### TASK DESCRIPTION:
Reply with one number only: the count of lines below that contain the word "tekniskt".
"""
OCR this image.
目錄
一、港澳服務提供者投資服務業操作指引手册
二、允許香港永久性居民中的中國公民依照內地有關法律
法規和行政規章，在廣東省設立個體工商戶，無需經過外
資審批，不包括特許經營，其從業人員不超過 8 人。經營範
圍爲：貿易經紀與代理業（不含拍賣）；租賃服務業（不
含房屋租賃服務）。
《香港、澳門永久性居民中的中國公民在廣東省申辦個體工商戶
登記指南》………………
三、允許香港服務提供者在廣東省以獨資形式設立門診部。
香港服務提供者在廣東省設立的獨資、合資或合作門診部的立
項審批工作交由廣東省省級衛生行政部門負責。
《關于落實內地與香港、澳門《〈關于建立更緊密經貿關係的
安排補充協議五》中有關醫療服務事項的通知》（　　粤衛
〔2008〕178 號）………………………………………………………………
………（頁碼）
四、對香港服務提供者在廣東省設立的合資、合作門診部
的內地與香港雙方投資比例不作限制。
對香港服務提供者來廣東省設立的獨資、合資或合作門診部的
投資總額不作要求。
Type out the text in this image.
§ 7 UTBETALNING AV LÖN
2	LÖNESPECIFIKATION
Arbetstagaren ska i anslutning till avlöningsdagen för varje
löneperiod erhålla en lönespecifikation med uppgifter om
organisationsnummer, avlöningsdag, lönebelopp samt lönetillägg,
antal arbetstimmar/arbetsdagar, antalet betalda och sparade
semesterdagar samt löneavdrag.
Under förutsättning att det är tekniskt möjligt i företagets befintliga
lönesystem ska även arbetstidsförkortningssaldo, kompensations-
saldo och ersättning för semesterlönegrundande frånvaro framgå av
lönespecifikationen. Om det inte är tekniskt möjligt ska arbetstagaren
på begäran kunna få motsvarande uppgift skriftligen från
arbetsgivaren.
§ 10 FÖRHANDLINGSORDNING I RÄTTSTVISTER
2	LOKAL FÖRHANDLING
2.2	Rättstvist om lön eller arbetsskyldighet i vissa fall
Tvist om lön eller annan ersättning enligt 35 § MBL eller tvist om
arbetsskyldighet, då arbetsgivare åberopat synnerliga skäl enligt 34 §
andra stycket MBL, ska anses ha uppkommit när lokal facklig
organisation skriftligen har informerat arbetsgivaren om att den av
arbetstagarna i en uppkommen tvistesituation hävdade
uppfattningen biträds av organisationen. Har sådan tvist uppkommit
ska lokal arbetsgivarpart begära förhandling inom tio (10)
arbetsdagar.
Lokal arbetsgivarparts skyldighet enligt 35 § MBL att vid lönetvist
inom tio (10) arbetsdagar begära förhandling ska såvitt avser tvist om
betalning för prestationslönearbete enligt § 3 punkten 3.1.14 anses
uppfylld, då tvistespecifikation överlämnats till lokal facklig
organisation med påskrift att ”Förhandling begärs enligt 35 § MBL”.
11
"""
### TASK ANSWER:
2